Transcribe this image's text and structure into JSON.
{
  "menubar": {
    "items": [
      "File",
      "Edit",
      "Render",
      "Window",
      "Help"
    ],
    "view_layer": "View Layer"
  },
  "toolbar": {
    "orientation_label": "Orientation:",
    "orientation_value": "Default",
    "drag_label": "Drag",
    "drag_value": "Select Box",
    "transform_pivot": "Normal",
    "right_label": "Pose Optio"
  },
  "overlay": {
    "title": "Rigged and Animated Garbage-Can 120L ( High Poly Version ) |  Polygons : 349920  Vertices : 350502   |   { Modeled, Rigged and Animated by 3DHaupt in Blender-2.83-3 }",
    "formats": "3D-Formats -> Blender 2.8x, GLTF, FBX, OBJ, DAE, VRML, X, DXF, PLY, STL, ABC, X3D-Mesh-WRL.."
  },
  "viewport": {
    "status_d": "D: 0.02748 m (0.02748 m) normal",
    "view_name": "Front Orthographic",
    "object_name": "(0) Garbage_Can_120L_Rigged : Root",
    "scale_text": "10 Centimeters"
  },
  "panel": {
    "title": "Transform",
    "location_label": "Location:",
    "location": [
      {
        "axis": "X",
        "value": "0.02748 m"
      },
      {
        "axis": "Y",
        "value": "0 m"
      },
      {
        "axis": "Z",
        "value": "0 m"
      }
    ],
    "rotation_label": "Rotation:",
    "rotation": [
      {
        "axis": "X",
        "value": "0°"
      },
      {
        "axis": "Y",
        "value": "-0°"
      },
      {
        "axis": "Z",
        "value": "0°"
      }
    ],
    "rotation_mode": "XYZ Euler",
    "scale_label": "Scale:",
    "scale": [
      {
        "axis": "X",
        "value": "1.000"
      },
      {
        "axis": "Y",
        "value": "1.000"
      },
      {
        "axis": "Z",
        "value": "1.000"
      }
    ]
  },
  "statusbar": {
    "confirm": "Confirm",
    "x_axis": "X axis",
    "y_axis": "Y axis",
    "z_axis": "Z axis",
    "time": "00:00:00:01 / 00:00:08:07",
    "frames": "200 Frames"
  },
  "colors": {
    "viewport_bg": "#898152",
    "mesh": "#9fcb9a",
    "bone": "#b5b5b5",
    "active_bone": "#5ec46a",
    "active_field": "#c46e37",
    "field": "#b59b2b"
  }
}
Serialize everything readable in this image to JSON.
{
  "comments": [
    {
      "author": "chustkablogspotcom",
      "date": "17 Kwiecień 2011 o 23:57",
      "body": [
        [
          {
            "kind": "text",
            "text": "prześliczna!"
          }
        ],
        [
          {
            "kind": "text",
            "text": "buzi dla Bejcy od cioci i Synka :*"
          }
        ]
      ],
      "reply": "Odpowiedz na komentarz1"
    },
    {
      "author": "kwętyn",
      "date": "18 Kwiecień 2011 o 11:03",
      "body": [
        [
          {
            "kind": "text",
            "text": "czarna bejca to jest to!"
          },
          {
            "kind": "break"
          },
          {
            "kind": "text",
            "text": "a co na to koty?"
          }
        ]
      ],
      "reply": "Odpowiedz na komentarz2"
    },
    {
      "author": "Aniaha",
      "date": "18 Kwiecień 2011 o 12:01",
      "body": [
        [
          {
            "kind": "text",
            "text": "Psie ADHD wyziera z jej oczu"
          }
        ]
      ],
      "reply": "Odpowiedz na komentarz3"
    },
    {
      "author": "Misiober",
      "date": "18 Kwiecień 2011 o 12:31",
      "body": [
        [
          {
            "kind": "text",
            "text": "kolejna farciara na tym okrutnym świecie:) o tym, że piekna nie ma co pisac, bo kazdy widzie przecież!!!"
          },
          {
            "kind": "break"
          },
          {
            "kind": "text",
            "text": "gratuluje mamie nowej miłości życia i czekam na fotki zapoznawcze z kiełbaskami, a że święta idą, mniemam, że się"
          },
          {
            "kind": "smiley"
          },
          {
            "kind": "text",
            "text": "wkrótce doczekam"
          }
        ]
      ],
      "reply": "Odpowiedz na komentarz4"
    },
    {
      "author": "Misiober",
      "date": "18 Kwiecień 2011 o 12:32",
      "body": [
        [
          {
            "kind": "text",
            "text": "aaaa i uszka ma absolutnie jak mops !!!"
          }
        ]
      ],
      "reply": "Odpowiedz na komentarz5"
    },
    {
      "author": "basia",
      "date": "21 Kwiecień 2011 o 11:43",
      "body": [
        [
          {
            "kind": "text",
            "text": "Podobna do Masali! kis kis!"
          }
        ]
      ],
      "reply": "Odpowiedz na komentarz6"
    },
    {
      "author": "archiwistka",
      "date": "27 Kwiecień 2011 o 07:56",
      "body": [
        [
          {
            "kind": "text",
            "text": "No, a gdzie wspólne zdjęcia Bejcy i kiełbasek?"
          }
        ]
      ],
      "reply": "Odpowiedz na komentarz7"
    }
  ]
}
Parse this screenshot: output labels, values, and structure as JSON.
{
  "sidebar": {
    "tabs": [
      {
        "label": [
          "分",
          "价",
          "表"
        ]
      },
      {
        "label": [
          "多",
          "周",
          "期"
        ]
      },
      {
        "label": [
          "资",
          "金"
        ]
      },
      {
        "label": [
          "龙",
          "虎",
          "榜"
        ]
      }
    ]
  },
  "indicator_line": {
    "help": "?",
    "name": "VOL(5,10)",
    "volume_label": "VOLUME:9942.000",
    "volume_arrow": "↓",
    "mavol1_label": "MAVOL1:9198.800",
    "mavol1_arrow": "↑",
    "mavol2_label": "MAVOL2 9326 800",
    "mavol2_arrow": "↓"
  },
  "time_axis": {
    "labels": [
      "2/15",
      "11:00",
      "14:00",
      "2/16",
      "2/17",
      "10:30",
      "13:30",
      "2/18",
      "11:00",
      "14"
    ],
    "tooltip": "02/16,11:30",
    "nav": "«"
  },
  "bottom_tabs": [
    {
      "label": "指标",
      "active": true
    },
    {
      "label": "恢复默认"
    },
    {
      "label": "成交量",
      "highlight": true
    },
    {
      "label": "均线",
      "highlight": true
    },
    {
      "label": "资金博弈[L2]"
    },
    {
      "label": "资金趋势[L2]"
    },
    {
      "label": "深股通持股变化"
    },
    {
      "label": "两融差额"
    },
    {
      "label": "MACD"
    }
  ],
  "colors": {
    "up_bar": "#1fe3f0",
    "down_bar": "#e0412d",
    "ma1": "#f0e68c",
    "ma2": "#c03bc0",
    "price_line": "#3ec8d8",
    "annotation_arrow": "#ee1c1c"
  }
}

→ WRITTEN PROBLEM: Retype all the records, matching them exactly.

→ EXERCISE SOLUTION:
Transcribe this image's text and structure into JSON.
{
  "menubar": {
    "items": [
      "File",
      "Edit",
      "Render",
      "Window",
      "Help"
    ],
    "view_layer": "View Layer"
  },
  "toolbar": {
    "orientation_label": "Orientation:",
    "orientation_value": "Default",
    "drag_label": "Drag",
    "drag_value": "Select Box",
    "transform_pivot": "Normal",
    "right_label": "Pose Optio"
  },
  "overlay": {
    "title": "Rigged and Animated Garbage-Can 120L ( High Poly Version ) |  Polygons : 349920  Vertices : 350502   |   { Modeled, Rigged and Animated by 3DHaupt in Blender-2.83-3 }",
    "formats": "3D-Formats -> Blender 2.8x, GLTF, FBX, OBJ, DAE, VRML, X, DXF, PLY, STL, ABC, X3D-Mesh-WRL.."
  },
  "viewport": {
    "status_d": "D: 0.02748 m (0.02748 m) normal",
    "view_name": "Front Orthographic",
    "object_name": "(0) Garbage_Can_120L_Rigged : Root",
    "scale_text": "10 Centimeters"
  },
  "panel": {
    "title": "Transform",
    "location_label": "Location:",
    "location": [
      {
        "axis": "X",
        "value": "0.02748 m"
      },
      {
        "axis": "Y",
        "value": "0 m"
      },
      {
        "axis": "Z",
        "value": "0 m"
      }
    ],
    "rotation_label": "Rotation:",
    "rotation": [
      {
        "axis": "X",
        "value": "0°"
      },
      {
        "axis": "Y",
        "value": "-0°"
      },
      {
        "axis": "Z",
        "value": "0°"
      }
    ],
    "rotation_mode": "XYZ Euler",
    "scale_label": "Scale:",
    "scale": [
      {
        "axis": "X",
        "value": "1.000"
      },
      {
        "axis": "Y",
        "value": "1.000"
      },
      {
        "axis": "Z",
        "value": "1.000"
      }
    ]
  },
  "statusbar": {
    "confirm": "Confirm",
    "x_axis": "X axis",
    "y_axis": "Y axis",
    "z_axis": "Z axis",
    "time": "00:00:00:01 / 00:00:08:07",
    "frames": "200 Frames"
  },
  "colors": {
    "viewport_bg": "#898152",
    "mesh": "#9fcb9a",
    "bone": "#b5b5b5",
    "active_bone": "#5ec46a",
    "active_field": "#c46e37",
    "field": "#b59b2b"
  }
}
Serialize everything readable in this image to JSON.
{
  "comments": [
    {
      "author": "chustkablogspotcom",
      "date": "17 Kwiecień 2011 o 23:57",
      "body": [
        [
          {
            "kind": "text",
            "text": "prześliczna!"
          }
        ],
        [
          {
            "kind": "text",
            "text": "buzi dla Bejcy od cioci i Synka :*"
          }
        ]
      ],
      "reply": "Odpowiedz na komentarz1"
    },
    {
      "author": "kwętyn",
      "date": "18 Kwiecień 2011 o 11:03",
      "body": [
        [
          {
            "kind": "text",
            "text": "czarna bejca to jest to!"
          },
          {
            "kind": "break"
          },
          {
            "kind": "text",
            "text": "a co na to koty?"
          }
        ]
      ],
      "reply": "Odpowiedz na komentarz2"
    },
    {
      "author": "Aniaha",
      "date": "18 Kwiecień 2011 o 12:01",
      "body": [
        [
          {
            "kind": "text",
            "text": "Psie ADHD wyziera z jej oczu"
          }
        ]
      ],
      "reply": "Odpowiedz na komentarz3"
    },
    {
      "author": "Misiober",
      "date": "18 Kwiecień 2011 o 12:31",
      "body": [
        [
          {
            "kind": "text",
            "text": "kolejna farciara na tym okrutnym świecie:) o tym, że piekna nie ma co pisac, bo kazdy widzie przecież!!!"
          },
          {
            "kind": "break"
          },
          {
            "kind": "text",
            "text": "gratuluje mamie nowej miłości życia i czekam na fotki zapoznawcze z kiełbaskami, a że święta idą, mniemam, że się"
          },
          {
            "kind": "smiley"
          },
          {
            "kind": "text",
            "text": "wkrótce doczekam"
          }
        ]
      ],
      "reply": "Odpowiedz na komentarz4"
    },
    {
      "author": "Misiober",
      "date": "18 Kwiecień 2011 o 12:32",
      "body": [
        [
          {
            "kind": "text",
            "text": "aaaa i uszka ma absolutnie jak mops !!!"
          }
        ]
      ],
      "reply": "Odpowiedz na komentarz5"
    },
    {
      "author": "basia",
      "date": "21 Kwiecień 2011 o 11:43",
      "body": [
        [
          {
            "kind": "text",
            "text": "Podobna do Masali! kis kis!"
          }
        ]
      ],
      "reply": "Odpowiedz na komentarz6"
    },
    {
      "author": "archiwistka",
      "date": "27 Kwiecień 2011 o 07:56",
      "body": [
        [
          {
            "kind": "text",
            "text": "No, a gdzie wspólne zdjęcia Bejcy i kiełbasek?"
          }
        ]
      ],
      "reply": "Odpowiedz na komentarz7"
    }
  ]
}
Parse this screenshot: output labels, values, and structure as JSON.
{
  "sidebar": {
    "tabs": [
      {
        "label": [
          "分",
          "价",
          "表"
        ]
      },
      {
        "label": [
          "多",
          "周",
          "期"
        ]
      },
      {
        "label": [
          "资",
          "金"
        ]
      },
      {
        "label": [
          "龙",
          "虎",
          "榜"
        ]
      }
    ]
  },
  "indicator_line": {
    "help": "?",
    "name": "VOL(5,10)",
    "volume_label": "VOLUME:9942.000",
    "volume_arrow": "↓",
    "mavol1_label": "MAVOL1:9198.800",
    "mavol1_arrow": "↑",
    "mavol2_label": "MAVOL2 9326 800",
    "mavol2_arrow": "↓"
  },
  "time_axis": {
    "labels": [
      "2/15",
      "11:00",
      "14:00",
      "2/16",
      "2/17",
      "10:30",
      "13:30",
      "2/18",
      "11:00",
      "14"
    ],
    "tooltip": "02/16,11:30",
    "nav": "«"
  },
  "bottom_tabs": [
    {
      "label": "指标",
      "active": true
    },
    {
      "label": "恢复默认"
    },
    {
      "label": "成交量",
      "highlight": true
    },
    {
      "label": "均线",
      "highlight": true
    },
    {
      "label": "资金博弈[L2]"
    },
    {
      "label": "资金趋势[L2]"
    },
    {
      "label": "深股通持股变化"
    },
    {
      "label": "两融差额"
    },
    {
      "label": "MACD"
    }
  ],
  "colors": {
    "up_bar": "#1fe3f0",
    "down_bar": "#e0412d",
    "ma1": "#f0e68c",
    "ma2": "#c03bc0",
    "price_line": "#3ec8d8",
    "annotation_arrow": "#ee1c1c"
  }
}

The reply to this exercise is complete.